[BEGIN Material]

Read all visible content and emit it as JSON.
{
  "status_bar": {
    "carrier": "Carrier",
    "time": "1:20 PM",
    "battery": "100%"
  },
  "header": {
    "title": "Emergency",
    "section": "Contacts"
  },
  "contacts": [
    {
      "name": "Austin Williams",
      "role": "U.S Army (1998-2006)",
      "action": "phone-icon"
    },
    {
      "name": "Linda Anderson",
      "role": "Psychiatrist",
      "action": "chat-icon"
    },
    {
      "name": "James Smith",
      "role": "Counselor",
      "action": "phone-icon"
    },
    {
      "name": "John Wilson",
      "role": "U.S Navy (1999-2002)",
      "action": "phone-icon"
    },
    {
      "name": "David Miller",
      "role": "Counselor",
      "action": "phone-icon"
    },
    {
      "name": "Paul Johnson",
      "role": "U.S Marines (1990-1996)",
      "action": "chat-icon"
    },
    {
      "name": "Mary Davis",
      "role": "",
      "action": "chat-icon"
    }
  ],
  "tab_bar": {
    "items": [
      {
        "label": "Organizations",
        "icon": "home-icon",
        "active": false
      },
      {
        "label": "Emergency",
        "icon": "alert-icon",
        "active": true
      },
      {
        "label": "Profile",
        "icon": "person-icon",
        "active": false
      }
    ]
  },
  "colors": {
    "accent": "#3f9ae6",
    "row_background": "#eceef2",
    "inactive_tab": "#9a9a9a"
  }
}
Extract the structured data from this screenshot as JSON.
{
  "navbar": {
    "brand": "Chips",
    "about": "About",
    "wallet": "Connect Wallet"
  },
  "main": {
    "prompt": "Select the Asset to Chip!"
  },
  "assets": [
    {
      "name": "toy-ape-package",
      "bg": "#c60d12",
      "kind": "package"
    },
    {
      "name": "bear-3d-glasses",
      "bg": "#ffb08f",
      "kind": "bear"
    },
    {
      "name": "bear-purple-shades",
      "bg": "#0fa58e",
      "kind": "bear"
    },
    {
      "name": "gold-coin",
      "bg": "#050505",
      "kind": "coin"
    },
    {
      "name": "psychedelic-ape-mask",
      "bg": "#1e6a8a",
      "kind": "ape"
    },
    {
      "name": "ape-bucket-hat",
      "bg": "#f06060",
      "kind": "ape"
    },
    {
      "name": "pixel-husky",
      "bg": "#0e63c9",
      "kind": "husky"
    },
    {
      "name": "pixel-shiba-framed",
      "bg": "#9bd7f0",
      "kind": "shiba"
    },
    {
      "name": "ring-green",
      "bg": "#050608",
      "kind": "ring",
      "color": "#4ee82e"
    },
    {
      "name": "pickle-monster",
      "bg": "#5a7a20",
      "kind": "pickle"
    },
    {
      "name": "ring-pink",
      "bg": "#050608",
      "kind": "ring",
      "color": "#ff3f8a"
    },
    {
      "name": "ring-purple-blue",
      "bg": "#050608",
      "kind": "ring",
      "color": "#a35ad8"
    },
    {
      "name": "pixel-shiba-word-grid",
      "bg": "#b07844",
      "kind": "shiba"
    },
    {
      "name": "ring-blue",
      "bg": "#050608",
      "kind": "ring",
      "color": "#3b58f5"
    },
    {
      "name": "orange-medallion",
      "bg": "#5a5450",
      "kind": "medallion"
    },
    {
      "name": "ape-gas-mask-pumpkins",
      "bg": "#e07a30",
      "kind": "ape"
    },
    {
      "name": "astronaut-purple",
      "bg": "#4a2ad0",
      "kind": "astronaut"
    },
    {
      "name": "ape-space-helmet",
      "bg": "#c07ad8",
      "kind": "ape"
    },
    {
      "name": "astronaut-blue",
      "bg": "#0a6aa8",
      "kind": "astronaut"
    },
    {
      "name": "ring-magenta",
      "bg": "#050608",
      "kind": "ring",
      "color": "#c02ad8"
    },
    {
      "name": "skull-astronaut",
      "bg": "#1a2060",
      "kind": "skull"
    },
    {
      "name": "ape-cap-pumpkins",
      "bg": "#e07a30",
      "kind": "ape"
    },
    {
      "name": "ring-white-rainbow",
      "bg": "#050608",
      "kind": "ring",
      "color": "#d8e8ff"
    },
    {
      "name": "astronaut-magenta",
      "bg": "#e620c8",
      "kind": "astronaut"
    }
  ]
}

[END Material]

## Objective
Output an exact copy of each record.

## Final result
Read all visible content and emit it as JSON.
{
  "status_bar": {
    "carrier": "Carrier",
    "time": "1:20 PM",
    "battery": "100%"
  },
  "header": {
    "title": "Emergency",
    "section": "Contacts"
  },
  "contacts": [
    {
      "name": "Austin Williams",
      "role": "U.S Army (1998-2006)",
      "action": "phone-icon"
    },
    {
      "name": "Linda Anderson",
      "role": "Psychiatrist",
      "action": "chat-icon"
    },
    {
      "name": "James Smith",
      "role": "Counselor",
      "action": "phone-icon"
    },
    {
      "name": "John Wilson",
      "role": "U.S Navy (1999-2002)",
      "action": "phone-icon"
    },
    {
      "name": "David Miller",
      "role": "Counselor",
      "action": "phone-icon"
    },
    {
      "name": "Paul Johnson",
      "role": "U.S Marines (1990-1996)",
      "action": "chat-icon"
    },
    {
      "name": "Mary Davis",
      "role": "",
      "action": "chat-icon"
    }
  ],
  "tab_bar": {
    "items": [
      {
        "label": "Organizations",
        "icon": "home-icon",
        "active": false
      },
      {
        "label": "Emergency",
        "icon": "alert-icon",
        "active": true
      },
      {
        "label": "Profile",
        "icon": "person-icon",
        "active": false
      }
    ]
  },
  "colors": {
    "accent": "#3f9ae6",
    "row_background": "#eceef2",
    "inactive_tab": "#9a9a9a"
  }
}
Extract the structured data from this screenshot as JSON.
{
  "navbar": {
    "brand": "Chips",
    "about": "About",
    "wallet": "Connect Wallet"
  },
  "main": {
    "prompt": "Select the Asset to Chip!"
  },
  "assets": [
    {
      "name": "toy-ape-package",
      "bg": "#c60d12",
      "kind": "package"
    },
    {
      "name": "bear-3d-glasses",
      "bg": "#ffb08f",
      "kind": "bear"
    },
    {
      "name": "bear-purple-shades",
      "bg": "#0fa58e",
      "kind": "bear"
    },
    {
      "name": "gold-coin",
      "bg": "#050505",
      "kind": "coin"
    },
    {
      "name": "psychedelic-ape-mask",
      "bg": "#1e6a8a",
      "kind": "ape"
    },
    {
      "name": "ape-bucket-hat",
      "bg": "#f06060",
      "kind": "ape"
    },
    {
      "name": "pixel-husky",
      "bg": "#0e63c9",
      "kind": "husky"
    },
    {
      "name": "pixel-shiba-framed",
      "bg": "#9bd7f0",
      "kind": "shiba"
    },
    {
      "name": "ring-green",
      "bg": "#050608",
      "kind": "ring",
      "color": "#4ee82e"
    },
    {
      "name": "pickle-monster",
      "bg": "#5a7a20",
      "kind": "pickle"
    },
    {
      "name": "ring-pink",
      "bg": "#050608",
      "kind": "ring",
      "color": "#ff3f8a"
    },
    {
      "name": "ring-purple-blue",
      "bg": "#050608",
      "kind": "ring",
      "color": "#a35ad8"
    },
    {
      "name": "pixel-shiba-word-grid",
      "bg": "#b07844",
      "kind": "shiba"
    },
    {
      "name": "ring-blue",
      "bg": "#050608",
      "kind": "ring",
      "color": "#3b58f5"
    },
    {
      "name": "orange-medallion",
      "bg": "#5a5450",
      "kind": "medallion"
    },
    {
      "name": "ape-gas-mask-pumpkins",
      "bg": "#e07a30",
      "kind": "ape"
    },
    {
      "name": "astronaut-purple",
      "bg": "#4a2ad0",
      "kind": "astronaut"
    },
    {
      "name": "ape-space-helmet",
      "bg": "#c07ad8",
      "kind": "ape"
    },
    {
      "name": "astronaut-blue",
      "bg": "#0a6aa8",
      "kind": "astronaut"
    },
    {
      "name": "ring-magenta",
      "bg": "#050608",
      "kind": "ring",
      "color": "#c02ad8"
    },
    {
      "name": "skull-astronaut",
      "bg": "#1a2060",
      "kind": "skull"
    },
    {
      "name": "ape-cap-pumpkins",
      "bg": "#e07a30",
      "kind": "ape"
    },
    {
      "name": "ring-white-rainbow",
      "bg": "#050608",
      "kind": "ring",
      "color": "#d8e8ff"
    },
    {
      "name": "astronaut-magenta",
      "bg": "#e620c8",
      "kind": "astronaut"
    }
  ]
}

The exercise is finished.